■ EXERCISE ■
Only the number is wanted: how many lines in the data contain "Adventures"?

■ ■ ■

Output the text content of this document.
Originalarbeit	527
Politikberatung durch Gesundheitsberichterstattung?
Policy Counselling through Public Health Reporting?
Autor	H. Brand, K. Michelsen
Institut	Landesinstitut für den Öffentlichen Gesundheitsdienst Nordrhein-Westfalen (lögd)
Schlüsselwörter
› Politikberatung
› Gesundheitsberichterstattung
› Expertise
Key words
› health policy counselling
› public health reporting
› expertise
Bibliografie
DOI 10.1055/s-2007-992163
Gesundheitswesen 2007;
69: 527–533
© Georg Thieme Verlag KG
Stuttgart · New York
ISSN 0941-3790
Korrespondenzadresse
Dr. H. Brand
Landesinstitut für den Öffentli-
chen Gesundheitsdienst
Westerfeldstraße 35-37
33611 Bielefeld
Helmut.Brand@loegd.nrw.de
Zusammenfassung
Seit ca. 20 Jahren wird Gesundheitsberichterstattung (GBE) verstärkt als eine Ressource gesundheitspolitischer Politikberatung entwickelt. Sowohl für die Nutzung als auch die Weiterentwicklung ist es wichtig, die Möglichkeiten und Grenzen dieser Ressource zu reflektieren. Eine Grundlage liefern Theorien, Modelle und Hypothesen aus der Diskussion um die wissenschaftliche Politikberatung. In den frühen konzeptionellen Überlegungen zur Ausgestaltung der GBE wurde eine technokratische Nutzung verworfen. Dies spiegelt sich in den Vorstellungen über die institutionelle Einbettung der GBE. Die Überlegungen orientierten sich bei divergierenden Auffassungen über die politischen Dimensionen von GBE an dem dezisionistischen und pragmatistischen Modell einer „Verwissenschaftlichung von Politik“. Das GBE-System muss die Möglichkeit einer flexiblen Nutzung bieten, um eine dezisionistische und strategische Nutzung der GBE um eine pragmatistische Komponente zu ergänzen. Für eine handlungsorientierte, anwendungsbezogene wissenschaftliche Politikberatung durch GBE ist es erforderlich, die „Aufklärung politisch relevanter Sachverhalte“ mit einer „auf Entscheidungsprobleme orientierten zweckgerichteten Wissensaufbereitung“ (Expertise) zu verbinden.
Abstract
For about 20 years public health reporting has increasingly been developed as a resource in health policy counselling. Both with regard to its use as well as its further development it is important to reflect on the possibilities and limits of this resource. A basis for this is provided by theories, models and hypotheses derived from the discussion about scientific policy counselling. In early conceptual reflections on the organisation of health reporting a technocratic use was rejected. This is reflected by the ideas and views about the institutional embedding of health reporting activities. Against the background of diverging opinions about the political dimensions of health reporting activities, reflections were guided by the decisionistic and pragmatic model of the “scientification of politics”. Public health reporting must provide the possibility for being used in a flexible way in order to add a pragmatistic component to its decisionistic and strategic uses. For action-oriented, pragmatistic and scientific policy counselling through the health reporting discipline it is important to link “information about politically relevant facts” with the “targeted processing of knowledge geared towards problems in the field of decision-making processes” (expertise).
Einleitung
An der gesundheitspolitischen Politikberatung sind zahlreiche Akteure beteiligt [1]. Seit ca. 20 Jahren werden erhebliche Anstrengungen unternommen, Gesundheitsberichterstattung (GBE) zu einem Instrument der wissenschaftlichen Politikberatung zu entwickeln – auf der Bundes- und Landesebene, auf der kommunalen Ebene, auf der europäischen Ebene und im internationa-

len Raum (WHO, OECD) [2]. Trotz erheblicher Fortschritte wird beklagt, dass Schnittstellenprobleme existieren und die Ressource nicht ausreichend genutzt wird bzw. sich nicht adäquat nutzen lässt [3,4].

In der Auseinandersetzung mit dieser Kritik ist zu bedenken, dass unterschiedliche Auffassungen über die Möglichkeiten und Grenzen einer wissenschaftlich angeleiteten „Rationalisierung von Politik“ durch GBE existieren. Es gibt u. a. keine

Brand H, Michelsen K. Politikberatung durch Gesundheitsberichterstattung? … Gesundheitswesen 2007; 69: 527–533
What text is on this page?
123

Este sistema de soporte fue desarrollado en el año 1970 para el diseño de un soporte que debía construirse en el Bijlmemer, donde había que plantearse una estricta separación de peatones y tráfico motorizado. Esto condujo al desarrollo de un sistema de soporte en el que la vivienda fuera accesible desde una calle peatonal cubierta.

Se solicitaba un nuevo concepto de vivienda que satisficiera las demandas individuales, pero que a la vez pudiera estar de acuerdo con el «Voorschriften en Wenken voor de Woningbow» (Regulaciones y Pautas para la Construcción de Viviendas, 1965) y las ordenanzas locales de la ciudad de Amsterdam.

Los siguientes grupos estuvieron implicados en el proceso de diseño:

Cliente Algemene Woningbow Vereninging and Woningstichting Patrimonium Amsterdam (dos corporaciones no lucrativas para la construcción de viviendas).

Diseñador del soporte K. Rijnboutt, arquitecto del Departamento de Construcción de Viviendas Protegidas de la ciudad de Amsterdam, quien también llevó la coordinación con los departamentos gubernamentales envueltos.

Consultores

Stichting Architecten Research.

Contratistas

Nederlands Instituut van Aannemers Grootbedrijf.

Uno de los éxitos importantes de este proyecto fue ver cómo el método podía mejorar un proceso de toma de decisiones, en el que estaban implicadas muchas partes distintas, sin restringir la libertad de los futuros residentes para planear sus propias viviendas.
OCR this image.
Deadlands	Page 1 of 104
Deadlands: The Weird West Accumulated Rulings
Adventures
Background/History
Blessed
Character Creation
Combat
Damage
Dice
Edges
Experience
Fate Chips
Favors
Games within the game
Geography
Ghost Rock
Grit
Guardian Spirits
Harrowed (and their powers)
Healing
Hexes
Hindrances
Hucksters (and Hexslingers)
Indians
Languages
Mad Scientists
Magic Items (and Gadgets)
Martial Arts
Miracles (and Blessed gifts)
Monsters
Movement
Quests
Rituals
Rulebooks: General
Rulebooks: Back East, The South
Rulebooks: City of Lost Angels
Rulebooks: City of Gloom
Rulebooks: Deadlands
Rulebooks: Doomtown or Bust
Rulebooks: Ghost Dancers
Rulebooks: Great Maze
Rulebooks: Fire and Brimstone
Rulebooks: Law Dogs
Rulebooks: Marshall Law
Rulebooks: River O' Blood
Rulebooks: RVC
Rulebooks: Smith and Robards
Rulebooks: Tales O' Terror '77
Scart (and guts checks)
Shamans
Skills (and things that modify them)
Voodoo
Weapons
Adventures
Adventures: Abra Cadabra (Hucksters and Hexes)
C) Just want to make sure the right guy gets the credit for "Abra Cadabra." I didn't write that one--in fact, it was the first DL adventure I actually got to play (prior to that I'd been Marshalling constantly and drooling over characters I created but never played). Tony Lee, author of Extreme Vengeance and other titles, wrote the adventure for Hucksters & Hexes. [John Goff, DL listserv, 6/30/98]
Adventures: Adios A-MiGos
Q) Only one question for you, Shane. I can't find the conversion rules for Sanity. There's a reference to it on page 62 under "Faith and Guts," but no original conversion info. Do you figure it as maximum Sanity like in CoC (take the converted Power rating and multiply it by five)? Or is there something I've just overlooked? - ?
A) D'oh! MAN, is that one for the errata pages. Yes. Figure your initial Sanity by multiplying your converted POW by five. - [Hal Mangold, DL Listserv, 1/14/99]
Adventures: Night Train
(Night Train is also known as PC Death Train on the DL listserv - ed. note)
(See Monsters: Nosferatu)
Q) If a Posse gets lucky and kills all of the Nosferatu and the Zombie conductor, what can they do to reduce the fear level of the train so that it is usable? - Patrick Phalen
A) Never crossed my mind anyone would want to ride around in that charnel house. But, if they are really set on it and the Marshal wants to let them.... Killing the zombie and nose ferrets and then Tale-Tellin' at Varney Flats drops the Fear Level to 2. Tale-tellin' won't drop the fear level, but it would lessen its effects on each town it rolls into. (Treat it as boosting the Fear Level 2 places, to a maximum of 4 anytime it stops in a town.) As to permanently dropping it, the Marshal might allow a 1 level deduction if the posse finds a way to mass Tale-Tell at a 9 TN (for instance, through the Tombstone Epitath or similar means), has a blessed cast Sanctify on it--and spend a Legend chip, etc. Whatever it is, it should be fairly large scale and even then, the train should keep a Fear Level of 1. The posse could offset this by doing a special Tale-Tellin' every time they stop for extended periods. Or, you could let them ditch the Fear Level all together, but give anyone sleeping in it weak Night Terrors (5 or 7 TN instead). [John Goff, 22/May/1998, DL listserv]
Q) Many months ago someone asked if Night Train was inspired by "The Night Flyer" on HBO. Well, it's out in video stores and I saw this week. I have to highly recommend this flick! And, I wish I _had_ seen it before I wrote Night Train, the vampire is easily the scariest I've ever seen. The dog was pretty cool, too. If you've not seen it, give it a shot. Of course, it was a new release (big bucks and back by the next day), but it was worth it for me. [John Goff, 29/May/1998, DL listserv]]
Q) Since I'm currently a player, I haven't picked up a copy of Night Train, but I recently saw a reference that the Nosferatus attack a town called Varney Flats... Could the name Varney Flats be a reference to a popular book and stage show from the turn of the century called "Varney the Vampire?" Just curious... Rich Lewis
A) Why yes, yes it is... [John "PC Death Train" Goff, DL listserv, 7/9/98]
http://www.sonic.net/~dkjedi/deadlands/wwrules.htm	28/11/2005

■ ■ ■

■ RESPONSE ■
5